→ **Что сделать**
Перепишите дословно кусок из отрывка о бегстве из Чернигова: начиная со слов «Особенно тяжелое положение» и до слов «своевременно не ушла.» включительно.

→ **Выбранный отрывок**
▼▼▼
Особенно тяжелое положение было тех, кто знал, что их разыскивают. В этих случаях нужно было бежать. Мы знали несколько таких случаев. Это был своего рода героизм. Нужно было рисковать перейти Десну и лесами по болотам в лозняке пробираться на Киев. Здесь были глухие места, где скрывались повстанцы и анархические банды, не менее опасные, чем большевики. Так ушел из Чернигова товарищ прокурора Го -ринский. Так ушла А. И. Листовская, которую должны были неминуемо расстрелять. Листовская бежала, и ее видели потом в Одессе. Скрылась удачно из Чернигова и А. К. Шрамченко после расстрела своего мужа. Даже ближайшие ее родственники, жившие в одной с ней квартире, не знали, где она скрывалась и когда ушла из дома, и, конечно, ее расстреляли бы, если бы она своевременно не ушла.
В отместку большевики систематически громили не только квартиру К. В. Красовского, где жили Шрамченко, но и квартиру ее сестры Н. К. Редин. Из квартиры последней вынесли положительно все, что представляло какую-нибудь ценность. Но и этого мало. В результате арестовали дочь М. Н. Шрамченко, Екатерину Михайловну, предъявив ей какое-то несуразное обвинение. Екатерина Михайловна погибла.
▲▲▲
→ **Исходный материал**
▼▼▼
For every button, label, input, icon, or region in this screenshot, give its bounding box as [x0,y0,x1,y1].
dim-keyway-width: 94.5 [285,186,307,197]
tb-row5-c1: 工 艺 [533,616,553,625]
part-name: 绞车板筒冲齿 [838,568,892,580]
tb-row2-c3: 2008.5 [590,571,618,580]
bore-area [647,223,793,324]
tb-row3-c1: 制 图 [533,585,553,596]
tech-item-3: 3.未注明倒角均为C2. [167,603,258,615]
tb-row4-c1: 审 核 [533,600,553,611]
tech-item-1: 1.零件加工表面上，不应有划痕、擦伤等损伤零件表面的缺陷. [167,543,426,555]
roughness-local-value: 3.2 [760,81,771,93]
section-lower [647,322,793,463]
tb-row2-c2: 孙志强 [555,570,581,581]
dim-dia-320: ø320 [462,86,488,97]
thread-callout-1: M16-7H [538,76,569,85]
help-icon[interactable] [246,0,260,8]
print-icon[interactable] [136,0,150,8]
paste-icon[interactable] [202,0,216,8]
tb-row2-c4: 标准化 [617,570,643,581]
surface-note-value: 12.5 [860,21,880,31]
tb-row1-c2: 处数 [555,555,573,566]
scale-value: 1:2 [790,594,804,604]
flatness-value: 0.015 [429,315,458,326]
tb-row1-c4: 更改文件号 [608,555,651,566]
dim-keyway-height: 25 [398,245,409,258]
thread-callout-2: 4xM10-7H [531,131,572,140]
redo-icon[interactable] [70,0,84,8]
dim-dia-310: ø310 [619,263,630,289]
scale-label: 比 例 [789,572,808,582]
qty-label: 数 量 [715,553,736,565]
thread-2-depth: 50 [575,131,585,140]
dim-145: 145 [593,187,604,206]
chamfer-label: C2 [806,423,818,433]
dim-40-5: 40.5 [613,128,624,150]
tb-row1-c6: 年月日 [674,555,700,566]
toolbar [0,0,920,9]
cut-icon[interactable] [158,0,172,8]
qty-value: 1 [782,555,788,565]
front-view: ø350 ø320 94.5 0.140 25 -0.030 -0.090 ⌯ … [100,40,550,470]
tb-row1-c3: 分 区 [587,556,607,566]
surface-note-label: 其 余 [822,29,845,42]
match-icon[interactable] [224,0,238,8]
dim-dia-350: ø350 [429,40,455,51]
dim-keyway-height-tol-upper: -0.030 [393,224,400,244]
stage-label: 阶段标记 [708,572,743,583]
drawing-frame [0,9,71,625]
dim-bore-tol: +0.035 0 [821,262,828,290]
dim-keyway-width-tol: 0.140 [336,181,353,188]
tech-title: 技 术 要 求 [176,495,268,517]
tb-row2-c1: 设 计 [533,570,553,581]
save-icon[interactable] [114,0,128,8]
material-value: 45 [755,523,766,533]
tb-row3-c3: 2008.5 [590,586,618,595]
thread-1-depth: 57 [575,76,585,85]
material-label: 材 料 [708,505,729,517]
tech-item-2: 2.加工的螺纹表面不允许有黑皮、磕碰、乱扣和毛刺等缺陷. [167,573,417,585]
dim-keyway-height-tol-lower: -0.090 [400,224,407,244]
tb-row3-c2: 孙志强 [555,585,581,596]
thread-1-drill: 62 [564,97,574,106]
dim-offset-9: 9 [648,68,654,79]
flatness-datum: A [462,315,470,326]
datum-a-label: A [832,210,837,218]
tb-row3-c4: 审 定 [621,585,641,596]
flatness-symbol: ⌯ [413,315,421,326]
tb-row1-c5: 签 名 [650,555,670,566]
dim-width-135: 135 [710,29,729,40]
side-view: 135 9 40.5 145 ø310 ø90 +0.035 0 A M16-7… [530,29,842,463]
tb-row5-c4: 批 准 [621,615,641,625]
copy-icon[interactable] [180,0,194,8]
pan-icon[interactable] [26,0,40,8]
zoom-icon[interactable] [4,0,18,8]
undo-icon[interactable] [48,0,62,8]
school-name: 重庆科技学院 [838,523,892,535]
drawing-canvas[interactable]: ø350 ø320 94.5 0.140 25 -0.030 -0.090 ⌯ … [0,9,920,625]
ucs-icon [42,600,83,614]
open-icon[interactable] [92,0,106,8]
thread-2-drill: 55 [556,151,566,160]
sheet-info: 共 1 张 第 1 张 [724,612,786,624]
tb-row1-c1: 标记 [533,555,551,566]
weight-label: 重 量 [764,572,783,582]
▲▲▲
→ **Ответ**
Особенно тяжелое положение было тех, кто знал, что их разыскивают. В этих случаях нужно было бежать. Мы знали несколько таких случаев. Это был своего рода героизм. Нужно было рисковать перейти Десну и лесами по болотам в лозняке пробираться на Киев. Здесь были глухие места, где скрывались повстанцы и анархические банды, не менее опасные, чем большевики. Так ушел из Чернигова товарищ прокурора Го -ринский. Так ушла А. И. Листовская, которую должны были неминуемо расстрелять. Листовская бежала, и ее видели потом в Одессе. Скрылась удачно из Чернигова и А. К. Шрамченко после расстрела своего мужа. Даже ближайшие ее родственники, жившие в одной с ней квартире, не знали, где она скрывалась и когда ушла из дома, и, конечно, ее расстреляли бы, если бы она своевременно не ушла.